= Supplied entries =

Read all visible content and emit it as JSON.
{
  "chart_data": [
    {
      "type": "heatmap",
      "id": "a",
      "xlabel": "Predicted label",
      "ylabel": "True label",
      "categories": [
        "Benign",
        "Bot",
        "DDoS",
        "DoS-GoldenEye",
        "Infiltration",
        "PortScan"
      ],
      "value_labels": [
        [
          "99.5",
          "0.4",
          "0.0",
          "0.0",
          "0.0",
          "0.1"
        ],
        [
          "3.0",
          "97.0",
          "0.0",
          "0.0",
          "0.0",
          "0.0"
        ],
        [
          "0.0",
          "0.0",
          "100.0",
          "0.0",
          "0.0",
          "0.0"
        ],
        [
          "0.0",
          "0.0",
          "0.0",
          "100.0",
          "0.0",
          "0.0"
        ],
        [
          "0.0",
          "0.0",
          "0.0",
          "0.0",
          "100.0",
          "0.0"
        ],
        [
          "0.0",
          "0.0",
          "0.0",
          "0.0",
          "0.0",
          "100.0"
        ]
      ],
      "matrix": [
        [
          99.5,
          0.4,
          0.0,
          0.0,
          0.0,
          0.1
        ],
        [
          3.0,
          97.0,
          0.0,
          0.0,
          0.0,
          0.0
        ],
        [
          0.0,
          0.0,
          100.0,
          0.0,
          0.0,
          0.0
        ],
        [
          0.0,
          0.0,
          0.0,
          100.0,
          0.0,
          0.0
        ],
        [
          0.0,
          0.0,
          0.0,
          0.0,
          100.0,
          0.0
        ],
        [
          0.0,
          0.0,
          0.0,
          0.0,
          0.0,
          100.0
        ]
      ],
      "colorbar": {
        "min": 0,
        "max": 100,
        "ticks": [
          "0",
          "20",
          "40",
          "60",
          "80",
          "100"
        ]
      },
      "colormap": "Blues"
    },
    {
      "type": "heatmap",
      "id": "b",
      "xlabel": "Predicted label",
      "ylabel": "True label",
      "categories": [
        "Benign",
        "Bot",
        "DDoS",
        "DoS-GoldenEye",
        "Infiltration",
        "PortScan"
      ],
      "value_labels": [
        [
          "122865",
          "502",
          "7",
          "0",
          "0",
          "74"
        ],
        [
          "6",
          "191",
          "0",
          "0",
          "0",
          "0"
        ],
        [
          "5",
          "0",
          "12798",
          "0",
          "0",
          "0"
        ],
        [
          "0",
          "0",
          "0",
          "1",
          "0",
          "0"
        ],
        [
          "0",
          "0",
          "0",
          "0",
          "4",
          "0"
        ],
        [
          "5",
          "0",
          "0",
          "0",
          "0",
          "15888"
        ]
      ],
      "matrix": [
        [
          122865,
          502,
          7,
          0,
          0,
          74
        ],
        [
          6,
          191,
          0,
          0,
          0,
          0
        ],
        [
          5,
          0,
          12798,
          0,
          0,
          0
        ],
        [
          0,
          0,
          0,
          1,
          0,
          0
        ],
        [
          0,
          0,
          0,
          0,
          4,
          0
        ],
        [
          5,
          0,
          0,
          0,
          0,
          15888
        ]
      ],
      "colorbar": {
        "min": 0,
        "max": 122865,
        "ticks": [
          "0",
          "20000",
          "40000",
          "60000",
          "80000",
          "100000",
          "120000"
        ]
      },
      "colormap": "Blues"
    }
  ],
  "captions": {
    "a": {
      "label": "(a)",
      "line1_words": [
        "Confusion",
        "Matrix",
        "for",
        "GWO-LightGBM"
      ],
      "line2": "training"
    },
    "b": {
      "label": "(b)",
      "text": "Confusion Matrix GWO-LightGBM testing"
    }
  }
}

= Task directions =
Extract all of the data shown above and repeat it verbatim.

= Response to the exercise =
Read all visible content and emit it as JSON.
{
  "chart_data": [
    {
      "type": "heatmap",
      "id": "a",
      "xlabel": "Predicted label",
      "ylabel": "True label",
      "categories": [
        "Benign",
        "Bot",
        "DDoS",
        "DoS-GoldenEye",
        "Infiltration",
        "PortScan"
      ],
      "value_labels": [
        [
          "99.5",
          "0.4",
          "0.0",
          "0.0",
          "0.0",
          "0.1"
        ],
        [
          "3.0",
          "97.0",
          "0.0",
          "0.0",
          "0.0",
          "0.0"
        ],
        [
          "0.0",
          "0.0",
          "100.0",
          "0.0",
          "0.0",
          "0.0"
        ],
        [
          "0.0",
          "0.0",
          "0.0",
          "100.0",
          "0.0",
          "0.0"
        ],
        [
          "0.0",
          "0.0",
          "0.0",
          "0.0",
          "100.0",
          "0.0"
        ],
        [
          "0.0",
          "0.0",
          "0.0",
          "0.0",
          "0.0",
          "100.0"
        ]
      ],
      "matrix": [
        [
          99.5,
          0.4,
          0.0,
          0.0,
          0.0,
          0.1
        ],
        [
          3.0,
          97.0,
          0.0,
          0.0,
          0.0,
          0.0
        ],
        [
          0.0,
          0.0,
          100.0,
          0.0,
          0.0,
          0.0
        ],
        [
          0.0,
          0.0,
          0.0,
          100.0,
          0.0,
          0.0
        ],
        [
          0.0,
          0.0,
          0.0,
          0.0,
          100.0,
          0.0
        ],
        [
          0.0,
          0.0,
          0.0,
          0.0,
          0.0,
          100.0
        ]
      ],
      "colorbar": {
        "min": 0,
        "max": 100,
        "ticks": [
          "0",
          "20",
          "40",
          "60",
          "80",
          "100"
        ]
      },
      "colormap": "Blues"
    },
    {
      "type": "heatmap",
      "id": "b",
      "xlabel": "Predicted label",
      "ylabel": "True label",
      "categories": [
        "Benign",
        "Bot",
        "DDoS",
        "DoS-GoldenEye",
        "Infiltration",
        "PortScan"
      ],
      "value_labels": [
        [
          "122865",
          "502",
          "7",
          "0",
          "0",
          "74"
        ],
        [
          "6",
          "191",
          "0",
          "0",
          "0",
          "0"
        ],
        [
          "5",
          "0",
          "12798",
          "0",
          "0",
          "0"
        ],
        [
          "0",
          "0",
          "0",
          "1",
          "0",
          "0"
        ],
        [
          "0",
          "0",
          "0",
          "0",
          "4",
          "0"
        ],
        [
          "5",
          "0",
          "0",
          "0",
          "0",
          "15888"
        ]
      ],
      "matrix": [
        [
          122865,
          502,
          7,
          0,
          0,
          74
        ],
        [
          6,
          191,
          0,
          0,
          0,
          0
        ],
        [
          5,
          0,
          12798,
          0,
          0,
          0
        ],
        [
          0,
          0,
          0,
          1,
          0,
          0
        ],
        [
          0,
          0,
          0,
          0,
          4,
          0
        ],
        [
          5,
          0,
          0,
          0,
          0,
          15888
        ]
      ],
      "colorbar": {
        "min": 0,
        "max": 122865,
        "ticks": [
          "0",
          "20000",
          "40000",
          "60000",
          "80000",
          "100000",
          "120000"
        ]
      },
      "colormap": "Blues"
    }
  ],
  "captions": {
    "a": {
      "label": "(a)",
      "line1_words": [
        "Confusion",
        "Matrix",
        "for",
        "GWO-LightGBM"
      ],
      "line2": "training"
    },
    "b": {
      "label": "(b)",
      "text": "Confusion Matrix GWO-LightGBM testing"
    }
  }
}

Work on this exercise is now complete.